Begin

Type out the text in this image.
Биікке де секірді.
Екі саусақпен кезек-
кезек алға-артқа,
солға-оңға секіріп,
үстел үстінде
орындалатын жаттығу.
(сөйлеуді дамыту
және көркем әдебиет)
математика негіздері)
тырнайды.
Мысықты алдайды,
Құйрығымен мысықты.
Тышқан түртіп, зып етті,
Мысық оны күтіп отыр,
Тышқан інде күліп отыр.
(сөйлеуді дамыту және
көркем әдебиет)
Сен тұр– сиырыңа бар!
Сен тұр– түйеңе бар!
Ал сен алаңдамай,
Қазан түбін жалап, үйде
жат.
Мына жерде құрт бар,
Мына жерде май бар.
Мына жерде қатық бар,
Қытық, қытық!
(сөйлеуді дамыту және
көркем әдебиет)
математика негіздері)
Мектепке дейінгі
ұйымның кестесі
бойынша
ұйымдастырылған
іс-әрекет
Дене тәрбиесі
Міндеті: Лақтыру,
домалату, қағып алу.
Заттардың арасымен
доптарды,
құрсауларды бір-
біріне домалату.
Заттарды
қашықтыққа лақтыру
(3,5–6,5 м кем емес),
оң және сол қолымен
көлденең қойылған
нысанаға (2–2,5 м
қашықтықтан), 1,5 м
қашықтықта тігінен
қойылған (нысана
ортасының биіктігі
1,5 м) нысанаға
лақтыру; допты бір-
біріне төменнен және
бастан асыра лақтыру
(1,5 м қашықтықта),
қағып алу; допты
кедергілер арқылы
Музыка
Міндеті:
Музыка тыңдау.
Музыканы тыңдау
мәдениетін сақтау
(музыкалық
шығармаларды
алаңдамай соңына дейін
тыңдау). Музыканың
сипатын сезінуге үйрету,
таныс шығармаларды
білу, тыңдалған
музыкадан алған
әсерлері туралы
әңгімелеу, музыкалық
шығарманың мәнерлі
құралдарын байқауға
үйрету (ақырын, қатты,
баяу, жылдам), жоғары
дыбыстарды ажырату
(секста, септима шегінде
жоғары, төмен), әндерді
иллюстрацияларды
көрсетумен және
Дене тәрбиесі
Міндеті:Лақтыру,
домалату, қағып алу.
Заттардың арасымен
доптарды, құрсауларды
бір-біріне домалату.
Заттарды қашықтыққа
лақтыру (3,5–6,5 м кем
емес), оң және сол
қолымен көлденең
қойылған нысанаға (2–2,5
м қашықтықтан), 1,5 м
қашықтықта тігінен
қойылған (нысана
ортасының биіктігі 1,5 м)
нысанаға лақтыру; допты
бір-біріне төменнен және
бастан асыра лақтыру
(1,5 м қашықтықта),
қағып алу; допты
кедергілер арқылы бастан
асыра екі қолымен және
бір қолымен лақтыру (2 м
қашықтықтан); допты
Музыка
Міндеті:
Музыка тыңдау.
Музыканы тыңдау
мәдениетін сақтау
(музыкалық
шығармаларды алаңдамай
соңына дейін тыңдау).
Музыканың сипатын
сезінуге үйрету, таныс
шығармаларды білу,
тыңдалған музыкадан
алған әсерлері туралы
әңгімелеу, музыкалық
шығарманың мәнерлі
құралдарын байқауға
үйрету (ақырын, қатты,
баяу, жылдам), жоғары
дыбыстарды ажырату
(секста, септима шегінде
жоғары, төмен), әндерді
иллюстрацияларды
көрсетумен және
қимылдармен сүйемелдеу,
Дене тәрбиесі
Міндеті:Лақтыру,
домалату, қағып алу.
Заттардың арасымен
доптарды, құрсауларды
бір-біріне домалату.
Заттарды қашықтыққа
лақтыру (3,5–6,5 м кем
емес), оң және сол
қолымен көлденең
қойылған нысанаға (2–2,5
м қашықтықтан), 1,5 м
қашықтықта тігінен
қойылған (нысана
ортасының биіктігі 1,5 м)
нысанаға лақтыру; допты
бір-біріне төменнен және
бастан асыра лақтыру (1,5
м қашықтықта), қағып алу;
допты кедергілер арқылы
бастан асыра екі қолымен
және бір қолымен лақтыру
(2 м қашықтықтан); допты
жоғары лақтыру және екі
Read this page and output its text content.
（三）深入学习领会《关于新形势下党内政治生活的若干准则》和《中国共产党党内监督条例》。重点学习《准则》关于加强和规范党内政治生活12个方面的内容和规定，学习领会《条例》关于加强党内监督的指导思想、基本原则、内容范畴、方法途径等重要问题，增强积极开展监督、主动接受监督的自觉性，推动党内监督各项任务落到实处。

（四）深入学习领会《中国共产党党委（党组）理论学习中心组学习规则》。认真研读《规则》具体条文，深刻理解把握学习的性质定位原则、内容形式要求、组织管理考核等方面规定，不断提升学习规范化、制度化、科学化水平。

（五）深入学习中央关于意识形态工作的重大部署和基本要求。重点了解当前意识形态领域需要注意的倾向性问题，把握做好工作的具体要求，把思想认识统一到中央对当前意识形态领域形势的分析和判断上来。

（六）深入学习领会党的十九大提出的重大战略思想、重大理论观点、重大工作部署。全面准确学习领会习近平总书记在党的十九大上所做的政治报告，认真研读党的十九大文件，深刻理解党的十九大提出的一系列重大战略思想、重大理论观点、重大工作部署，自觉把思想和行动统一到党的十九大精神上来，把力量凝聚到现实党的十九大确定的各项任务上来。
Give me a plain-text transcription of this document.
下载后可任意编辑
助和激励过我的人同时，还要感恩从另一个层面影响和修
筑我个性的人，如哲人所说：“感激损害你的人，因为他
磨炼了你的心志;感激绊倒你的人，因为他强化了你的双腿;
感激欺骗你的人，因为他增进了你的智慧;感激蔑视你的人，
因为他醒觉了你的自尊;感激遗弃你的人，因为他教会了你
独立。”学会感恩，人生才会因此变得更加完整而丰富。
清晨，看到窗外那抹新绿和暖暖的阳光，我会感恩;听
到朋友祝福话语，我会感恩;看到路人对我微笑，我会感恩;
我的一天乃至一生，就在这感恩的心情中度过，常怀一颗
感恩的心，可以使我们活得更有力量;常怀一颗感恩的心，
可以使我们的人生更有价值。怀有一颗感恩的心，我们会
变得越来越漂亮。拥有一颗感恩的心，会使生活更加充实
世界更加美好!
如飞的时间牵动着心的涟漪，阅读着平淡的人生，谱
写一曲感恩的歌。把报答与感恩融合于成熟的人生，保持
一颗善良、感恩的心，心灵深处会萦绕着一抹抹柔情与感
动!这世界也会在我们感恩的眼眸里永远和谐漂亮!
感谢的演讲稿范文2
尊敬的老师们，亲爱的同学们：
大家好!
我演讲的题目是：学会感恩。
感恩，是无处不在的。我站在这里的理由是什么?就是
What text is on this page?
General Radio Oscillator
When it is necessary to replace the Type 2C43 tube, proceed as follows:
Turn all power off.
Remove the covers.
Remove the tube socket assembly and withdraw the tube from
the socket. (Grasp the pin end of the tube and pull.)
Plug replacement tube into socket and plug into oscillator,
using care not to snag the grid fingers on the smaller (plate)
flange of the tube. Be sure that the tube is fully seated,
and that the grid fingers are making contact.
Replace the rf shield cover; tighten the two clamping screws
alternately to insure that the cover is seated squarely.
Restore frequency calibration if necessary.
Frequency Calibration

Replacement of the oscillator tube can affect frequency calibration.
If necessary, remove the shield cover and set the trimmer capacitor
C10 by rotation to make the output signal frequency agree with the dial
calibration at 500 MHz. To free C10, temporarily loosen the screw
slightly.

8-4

End

Directions for this task
Scan the data above and copy every line with "әсерлері" in it.

Task answer
әсерлері туралы
алған әсерлері туралы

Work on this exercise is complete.